### WHAT IS EXPECTED
Pull out all lines from the listing below in which the word "this" appears.

[Dataset entries]
+---+

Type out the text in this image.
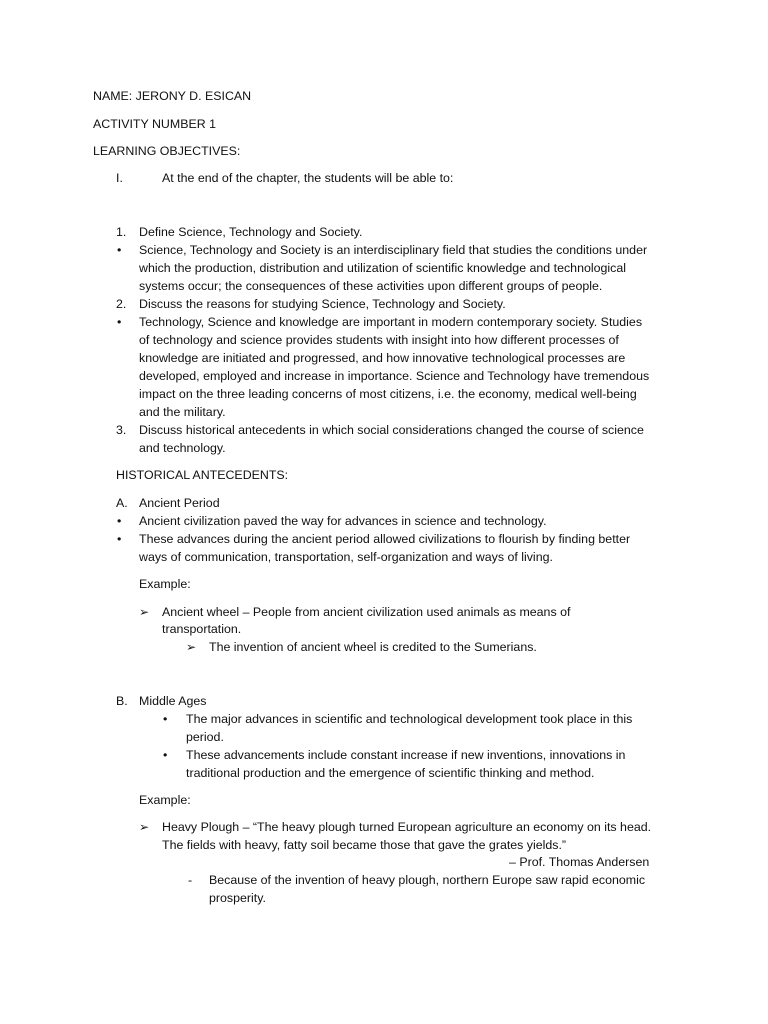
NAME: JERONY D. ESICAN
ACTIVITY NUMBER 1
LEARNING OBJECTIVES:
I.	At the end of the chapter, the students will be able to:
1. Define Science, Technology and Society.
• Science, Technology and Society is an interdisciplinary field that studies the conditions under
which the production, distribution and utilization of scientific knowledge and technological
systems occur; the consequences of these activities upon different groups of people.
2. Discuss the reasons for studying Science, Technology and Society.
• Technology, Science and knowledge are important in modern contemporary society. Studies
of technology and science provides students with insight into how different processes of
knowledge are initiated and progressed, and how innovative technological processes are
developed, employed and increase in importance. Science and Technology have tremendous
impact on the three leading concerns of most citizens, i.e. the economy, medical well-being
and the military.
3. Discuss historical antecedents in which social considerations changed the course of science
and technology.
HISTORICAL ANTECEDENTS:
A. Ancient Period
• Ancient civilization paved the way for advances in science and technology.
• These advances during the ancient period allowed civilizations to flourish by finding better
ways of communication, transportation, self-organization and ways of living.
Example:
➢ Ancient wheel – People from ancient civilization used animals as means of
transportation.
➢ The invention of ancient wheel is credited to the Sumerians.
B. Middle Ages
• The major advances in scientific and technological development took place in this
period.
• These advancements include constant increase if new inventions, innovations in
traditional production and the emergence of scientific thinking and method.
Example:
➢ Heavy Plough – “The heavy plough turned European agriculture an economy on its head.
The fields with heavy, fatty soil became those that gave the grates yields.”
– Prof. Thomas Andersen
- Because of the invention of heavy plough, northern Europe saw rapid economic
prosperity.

+---+

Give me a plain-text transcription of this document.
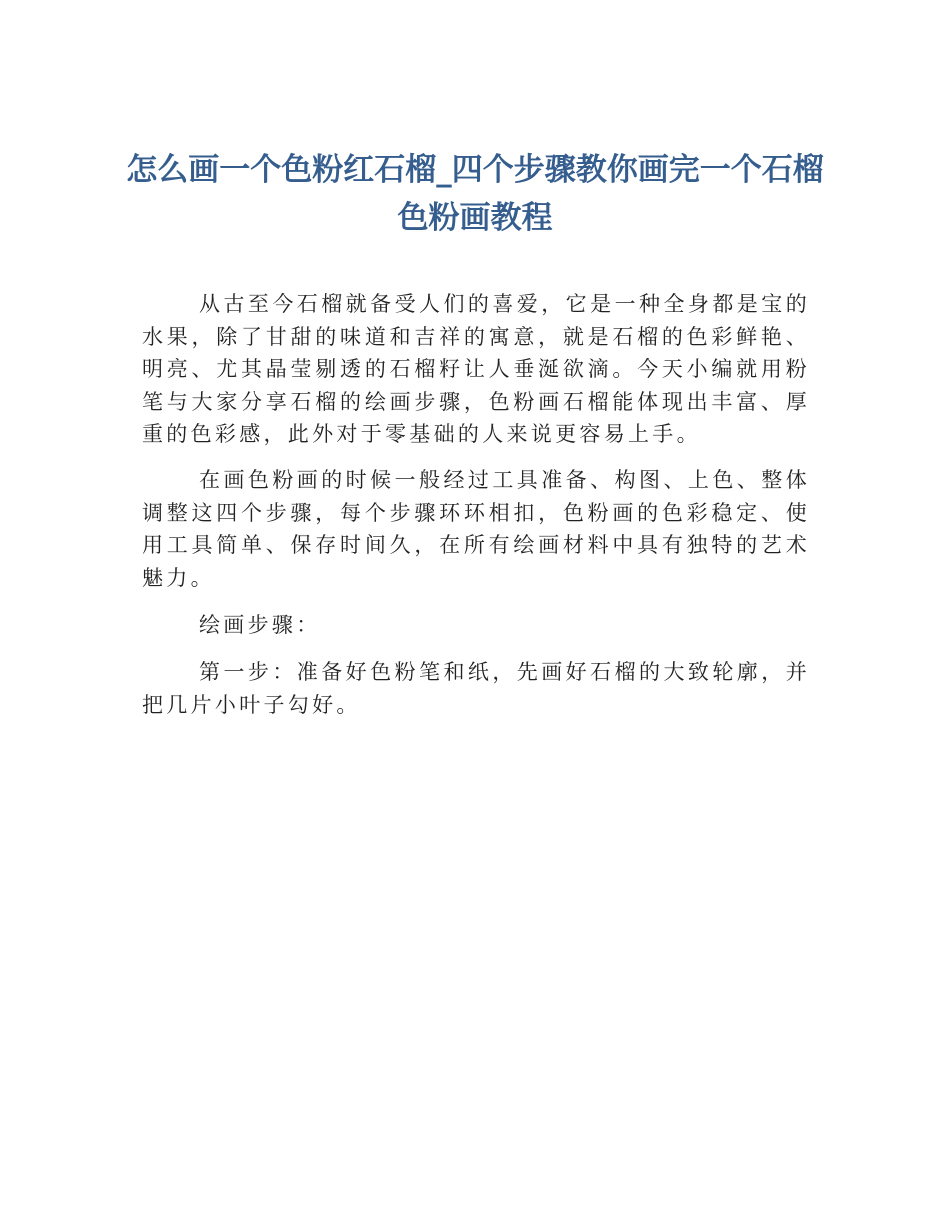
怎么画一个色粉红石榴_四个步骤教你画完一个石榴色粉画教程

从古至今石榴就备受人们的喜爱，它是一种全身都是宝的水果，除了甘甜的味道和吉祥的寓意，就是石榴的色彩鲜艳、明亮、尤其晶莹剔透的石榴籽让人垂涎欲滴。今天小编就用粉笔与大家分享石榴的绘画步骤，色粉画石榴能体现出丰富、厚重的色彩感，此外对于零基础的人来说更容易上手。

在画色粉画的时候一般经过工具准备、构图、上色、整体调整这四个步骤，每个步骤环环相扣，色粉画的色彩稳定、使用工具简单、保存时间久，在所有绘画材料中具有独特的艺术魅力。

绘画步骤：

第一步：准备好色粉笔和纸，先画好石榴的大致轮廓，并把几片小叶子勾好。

+---+

### RESULT
Type out the text in this image.
• The major advances in scientific and technological development took place in this
Give me a plain-text transcription of this document.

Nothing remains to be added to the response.